**Texto fornecido:**
------------

Tendo criado o cenário perfeito para um herói, eles vêm com migalhas que se tornam banquetes, e aqueles quem tem a sorte de pegar alguma dessas migalhas passam a não mais se identificar no rosto do outro. Sentem então, que passaram para o outro lado, agora também existem. Falsamente! Sua existência de inexistente passa para de fato, porque de direito, jamais o será. Mas ele não enxergará isso, continuará a se sentir afortunado e passará agora a além de não se identificar, condenar aquele que não conseguiu alcançar uma mísera migalha do pão. Joga-se uns contra os outros, dividir para governar, esse é o lema.

------------

**Lista de linhas:**
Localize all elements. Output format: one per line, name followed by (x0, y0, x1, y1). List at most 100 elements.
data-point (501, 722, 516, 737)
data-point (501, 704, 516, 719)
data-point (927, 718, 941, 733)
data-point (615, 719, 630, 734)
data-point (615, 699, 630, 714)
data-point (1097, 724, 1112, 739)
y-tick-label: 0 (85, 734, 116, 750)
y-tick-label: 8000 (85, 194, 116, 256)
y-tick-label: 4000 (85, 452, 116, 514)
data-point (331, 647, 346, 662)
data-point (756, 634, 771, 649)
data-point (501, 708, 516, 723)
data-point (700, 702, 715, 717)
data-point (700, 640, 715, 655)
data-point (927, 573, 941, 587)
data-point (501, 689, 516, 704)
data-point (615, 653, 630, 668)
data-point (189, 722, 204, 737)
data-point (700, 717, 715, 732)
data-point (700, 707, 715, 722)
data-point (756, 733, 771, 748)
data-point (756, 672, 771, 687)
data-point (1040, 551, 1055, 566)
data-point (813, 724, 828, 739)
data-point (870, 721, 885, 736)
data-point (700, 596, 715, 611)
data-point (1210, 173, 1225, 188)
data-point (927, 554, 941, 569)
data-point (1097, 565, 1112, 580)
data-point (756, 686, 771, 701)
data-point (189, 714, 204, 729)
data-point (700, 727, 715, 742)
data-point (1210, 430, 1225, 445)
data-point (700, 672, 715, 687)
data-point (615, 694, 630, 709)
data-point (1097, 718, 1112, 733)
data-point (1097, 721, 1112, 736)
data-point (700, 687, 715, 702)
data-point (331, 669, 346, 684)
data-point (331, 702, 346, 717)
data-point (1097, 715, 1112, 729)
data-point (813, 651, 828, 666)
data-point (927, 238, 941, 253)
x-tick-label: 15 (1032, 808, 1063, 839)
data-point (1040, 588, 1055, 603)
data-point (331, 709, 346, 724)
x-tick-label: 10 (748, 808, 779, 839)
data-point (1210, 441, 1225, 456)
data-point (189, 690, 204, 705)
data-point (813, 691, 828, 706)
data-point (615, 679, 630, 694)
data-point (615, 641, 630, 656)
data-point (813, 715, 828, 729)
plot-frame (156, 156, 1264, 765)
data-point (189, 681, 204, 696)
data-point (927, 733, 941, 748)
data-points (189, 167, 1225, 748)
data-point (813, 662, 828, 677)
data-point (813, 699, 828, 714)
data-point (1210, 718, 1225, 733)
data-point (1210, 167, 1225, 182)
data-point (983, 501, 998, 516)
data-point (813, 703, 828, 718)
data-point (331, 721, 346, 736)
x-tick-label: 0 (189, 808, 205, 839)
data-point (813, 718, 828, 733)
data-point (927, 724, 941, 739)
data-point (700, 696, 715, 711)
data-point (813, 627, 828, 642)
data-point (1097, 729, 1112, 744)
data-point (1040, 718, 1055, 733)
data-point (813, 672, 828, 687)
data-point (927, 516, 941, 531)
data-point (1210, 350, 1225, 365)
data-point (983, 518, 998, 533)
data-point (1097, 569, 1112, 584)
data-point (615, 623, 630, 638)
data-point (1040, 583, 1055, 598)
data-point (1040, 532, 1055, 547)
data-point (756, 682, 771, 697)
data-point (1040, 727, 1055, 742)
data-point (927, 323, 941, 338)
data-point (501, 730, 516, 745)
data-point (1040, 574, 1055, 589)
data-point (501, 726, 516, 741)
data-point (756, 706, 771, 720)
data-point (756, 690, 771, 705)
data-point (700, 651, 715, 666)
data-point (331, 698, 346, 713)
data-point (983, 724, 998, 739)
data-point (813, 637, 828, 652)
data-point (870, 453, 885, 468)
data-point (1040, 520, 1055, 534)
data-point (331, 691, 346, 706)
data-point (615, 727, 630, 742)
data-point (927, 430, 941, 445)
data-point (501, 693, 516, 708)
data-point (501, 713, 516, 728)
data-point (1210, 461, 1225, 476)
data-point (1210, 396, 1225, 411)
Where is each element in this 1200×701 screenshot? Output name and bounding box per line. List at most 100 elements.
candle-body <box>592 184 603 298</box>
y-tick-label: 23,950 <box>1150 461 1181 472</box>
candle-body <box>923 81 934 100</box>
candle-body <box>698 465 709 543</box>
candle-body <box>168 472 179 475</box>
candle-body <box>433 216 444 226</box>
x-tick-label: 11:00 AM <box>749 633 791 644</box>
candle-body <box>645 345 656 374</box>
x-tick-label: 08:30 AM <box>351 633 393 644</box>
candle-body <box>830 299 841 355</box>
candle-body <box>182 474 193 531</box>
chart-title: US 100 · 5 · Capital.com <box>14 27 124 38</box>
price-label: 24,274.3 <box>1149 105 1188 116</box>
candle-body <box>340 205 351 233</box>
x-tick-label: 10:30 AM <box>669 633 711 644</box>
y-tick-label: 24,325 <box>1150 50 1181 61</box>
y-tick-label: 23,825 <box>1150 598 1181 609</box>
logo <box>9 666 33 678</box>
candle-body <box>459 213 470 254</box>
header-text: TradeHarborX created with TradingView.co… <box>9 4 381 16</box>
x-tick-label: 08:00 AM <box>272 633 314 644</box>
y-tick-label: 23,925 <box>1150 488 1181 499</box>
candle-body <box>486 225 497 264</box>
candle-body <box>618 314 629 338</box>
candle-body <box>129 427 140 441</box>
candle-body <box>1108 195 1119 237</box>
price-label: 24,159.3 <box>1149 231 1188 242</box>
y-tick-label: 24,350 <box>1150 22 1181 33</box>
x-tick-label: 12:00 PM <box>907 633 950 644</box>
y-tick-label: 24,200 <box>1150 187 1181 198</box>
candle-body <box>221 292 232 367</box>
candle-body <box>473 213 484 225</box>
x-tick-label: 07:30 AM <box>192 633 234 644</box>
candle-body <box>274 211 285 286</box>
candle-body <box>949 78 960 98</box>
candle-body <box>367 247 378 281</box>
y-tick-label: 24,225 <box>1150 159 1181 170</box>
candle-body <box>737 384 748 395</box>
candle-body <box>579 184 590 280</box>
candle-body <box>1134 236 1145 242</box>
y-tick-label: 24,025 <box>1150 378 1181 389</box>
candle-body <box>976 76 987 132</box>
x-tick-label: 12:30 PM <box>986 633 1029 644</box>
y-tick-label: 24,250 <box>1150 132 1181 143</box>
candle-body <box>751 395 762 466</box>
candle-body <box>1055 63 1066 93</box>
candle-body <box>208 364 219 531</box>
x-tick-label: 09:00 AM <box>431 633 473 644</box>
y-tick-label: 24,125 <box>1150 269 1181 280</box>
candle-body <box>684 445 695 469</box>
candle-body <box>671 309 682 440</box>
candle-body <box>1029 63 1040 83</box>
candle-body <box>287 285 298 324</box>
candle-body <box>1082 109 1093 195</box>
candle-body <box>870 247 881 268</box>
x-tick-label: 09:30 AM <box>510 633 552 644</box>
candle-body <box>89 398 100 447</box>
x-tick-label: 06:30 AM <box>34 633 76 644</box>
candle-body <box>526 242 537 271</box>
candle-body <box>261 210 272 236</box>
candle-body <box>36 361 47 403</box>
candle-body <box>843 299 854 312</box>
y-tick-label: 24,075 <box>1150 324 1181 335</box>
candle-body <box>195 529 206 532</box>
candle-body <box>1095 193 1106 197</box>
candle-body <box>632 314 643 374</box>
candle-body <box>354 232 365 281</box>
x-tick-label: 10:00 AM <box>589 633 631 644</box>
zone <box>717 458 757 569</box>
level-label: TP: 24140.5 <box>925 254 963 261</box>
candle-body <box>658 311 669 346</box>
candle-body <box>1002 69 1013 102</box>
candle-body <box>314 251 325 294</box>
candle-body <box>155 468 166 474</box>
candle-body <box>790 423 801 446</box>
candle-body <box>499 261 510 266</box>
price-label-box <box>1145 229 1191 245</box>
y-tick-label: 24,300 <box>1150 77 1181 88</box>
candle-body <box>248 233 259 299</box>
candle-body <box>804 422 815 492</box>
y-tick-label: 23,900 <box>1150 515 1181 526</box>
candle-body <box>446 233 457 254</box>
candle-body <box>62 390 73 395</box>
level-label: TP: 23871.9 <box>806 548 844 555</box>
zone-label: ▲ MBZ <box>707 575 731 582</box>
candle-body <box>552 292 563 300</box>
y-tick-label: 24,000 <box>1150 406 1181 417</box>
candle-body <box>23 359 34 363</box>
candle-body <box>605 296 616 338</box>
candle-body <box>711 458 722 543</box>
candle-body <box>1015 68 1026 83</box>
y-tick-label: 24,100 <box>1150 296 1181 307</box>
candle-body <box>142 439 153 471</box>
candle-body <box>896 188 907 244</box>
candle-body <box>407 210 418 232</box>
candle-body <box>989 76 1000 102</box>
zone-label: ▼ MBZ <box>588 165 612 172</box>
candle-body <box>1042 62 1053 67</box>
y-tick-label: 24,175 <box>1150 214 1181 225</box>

------------

**O que fazer:**
A. Liste todas as formas verbais no futuro do presente do indicativo que aparecem no texto fornecido.
B. Responda às perguntas sobre o texto fornecido, uma por linha:
(i) Em que se tornam as migalhas?
(ii) Qual é o lema citado na última frase?
(iii) Como aquele que pegou a migalha continuará a se sentir?
Responda com base exclusivamente no texto fornecido.

**Respostas:**
A. será, enxergará, continuará, passará

B.
(i) Em banquetes.
(ii) Dividir para governar.
(iii) Afortunado.